Dataset items:
┄┄┄┄┄┄┄┄┄┄

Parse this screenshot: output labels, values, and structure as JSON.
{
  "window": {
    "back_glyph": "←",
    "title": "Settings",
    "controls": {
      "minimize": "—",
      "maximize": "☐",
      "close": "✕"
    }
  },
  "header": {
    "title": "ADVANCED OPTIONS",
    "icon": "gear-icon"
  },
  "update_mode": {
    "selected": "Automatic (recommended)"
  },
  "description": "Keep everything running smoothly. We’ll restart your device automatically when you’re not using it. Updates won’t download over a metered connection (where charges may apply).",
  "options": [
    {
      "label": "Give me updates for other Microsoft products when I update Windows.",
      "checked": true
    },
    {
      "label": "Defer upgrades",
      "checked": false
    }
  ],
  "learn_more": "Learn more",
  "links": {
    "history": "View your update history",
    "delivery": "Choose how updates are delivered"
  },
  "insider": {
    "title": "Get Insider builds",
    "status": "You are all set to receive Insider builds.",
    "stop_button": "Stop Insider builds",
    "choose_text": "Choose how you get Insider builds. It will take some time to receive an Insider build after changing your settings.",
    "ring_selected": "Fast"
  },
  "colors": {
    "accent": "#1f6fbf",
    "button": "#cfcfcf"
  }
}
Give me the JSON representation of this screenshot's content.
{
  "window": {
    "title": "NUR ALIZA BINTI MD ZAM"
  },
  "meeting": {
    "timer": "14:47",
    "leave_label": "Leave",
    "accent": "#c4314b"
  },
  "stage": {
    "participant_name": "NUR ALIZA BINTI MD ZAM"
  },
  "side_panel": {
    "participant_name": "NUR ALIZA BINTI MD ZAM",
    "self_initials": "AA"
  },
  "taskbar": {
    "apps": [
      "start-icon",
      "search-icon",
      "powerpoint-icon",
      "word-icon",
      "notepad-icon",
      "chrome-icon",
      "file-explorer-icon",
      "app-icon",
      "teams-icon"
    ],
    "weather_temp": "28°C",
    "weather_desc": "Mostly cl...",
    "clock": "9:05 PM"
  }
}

┄┄┄┄┄┄┄┄┄┄

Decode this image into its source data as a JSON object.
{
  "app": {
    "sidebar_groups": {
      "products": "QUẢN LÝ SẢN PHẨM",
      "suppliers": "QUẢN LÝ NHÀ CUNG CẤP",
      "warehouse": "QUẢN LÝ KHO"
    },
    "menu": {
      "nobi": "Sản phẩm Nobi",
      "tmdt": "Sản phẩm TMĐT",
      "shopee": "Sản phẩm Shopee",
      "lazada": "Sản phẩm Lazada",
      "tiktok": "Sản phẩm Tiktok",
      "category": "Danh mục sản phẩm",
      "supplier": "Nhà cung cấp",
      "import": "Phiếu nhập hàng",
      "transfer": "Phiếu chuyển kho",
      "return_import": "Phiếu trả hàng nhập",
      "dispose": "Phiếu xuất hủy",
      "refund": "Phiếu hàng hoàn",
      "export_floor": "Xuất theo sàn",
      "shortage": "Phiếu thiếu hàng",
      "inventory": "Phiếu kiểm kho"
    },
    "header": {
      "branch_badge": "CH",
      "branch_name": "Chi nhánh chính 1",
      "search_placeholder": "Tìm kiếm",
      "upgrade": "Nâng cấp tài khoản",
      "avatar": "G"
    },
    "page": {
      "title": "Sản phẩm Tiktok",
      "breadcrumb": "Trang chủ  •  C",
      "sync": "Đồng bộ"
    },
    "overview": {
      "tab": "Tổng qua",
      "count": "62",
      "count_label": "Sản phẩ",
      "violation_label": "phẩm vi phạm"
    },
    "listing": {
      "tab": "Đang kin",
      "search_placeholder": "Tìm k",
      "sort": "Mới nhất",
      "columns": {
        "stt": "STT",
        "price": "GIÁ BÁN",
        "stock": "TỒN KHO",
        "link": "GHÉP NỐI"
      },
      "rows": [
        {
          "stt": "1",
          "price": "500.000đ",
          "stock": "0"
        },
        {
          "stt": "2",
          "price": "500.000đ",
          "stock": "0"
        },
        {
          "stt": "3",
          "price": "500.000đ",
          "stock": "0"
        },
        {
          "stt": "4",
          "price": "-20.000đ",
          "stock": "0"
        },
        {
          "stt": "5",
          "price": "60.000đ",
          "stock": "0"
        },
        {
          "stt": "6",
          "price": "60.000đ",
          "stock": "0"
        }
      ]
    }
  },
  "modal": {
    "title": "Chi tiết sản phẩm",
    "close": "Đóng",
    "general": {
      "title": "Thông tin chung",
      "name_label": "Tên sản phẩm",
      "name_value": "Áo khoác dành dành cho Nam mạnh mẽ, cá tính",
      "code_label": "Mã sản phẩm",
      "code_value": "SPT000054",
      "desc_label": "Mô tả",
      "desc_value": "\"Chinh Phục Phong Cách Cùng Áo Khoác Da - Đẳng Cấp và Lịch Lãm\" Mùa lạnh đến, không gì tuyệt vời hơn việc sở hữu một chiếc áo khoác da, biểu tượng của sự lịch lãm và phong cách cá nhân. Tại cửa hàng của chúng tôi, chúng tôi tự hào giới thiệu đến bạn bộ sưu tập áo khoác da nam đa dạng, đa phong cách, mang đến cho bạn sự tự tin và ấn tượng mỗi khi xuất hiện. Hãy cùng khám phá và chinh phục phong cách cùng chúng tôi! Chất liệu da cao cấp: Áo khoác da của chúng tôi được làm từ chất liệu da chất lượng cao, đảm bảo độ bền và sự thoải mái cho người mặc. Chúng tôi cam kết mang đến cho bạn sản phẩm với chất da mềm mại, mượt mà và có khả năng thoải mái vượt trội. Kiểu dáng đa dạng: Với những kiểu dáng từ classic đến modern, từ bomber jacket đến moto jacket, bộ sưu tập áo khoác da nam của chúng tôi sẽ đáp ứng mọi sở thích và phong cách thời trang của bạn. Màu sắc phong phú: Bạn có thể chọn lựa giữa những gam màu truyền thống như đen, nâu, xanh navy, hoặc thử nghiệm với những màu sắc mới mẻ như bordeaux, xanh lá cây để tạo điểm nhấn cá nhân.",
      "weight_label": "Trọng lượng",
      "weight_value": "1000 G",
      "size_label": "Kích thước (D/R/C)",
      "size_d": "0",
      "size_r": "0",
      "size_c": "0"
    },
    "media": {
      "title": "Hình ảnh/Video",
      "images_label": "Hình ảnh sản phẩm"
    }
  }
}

┄┄┄┄┄┄┄┄┄┄

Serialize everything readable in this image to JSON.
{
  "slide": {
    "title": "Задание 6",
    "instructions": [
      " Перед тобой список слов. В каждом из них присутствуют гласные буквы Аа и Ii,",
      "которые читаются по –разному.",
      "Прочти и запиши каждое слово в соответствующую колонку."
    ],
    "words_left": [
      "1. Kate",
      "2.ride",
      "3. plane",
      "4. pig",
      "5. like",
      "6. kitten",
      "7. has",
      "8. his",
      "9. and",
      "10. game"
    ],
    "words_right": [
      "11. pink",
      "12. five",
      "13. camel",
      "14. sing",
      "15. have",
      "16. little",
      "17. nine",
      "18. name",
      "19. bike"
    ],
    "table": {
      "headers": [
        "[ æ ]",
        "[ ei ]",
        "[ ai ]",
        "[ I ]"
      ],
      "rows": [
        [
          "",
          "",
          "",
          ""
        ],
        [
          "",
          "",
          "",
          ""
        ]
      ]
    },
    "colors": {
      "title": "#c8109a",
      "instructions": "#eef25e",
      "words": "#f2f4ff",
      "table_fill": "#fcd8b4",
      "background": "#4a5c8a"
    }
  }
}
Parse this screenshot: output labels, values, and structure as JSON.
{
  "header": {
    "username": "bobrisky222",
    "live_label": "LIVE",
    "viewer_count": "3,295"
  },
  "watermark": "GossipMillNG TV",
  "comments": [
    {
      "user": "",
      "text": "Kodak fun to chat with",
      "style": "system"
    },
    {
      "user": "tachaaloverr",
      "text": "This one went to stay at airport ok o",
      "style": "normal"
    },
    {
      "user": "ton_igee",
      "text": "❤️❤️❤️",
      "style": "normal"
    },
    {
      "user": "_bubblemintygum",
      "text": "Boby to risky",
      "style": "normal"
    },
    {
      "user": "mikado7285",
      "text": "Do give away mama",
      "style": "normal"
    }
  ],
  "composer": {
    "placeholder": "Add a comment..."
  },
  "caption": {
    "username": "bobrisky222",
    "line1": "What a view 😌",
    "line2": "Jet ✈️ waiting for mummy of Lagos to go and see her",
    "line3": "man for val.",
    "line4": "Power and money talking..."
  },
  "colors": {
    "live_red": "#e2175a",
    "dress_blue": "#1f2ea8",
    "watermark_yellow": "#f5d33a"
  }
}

┄┄┄┄┄┄┄┄┄┄

Give the number of lines above in which the word "when" occurs, with nothing else.

* Final answer:
2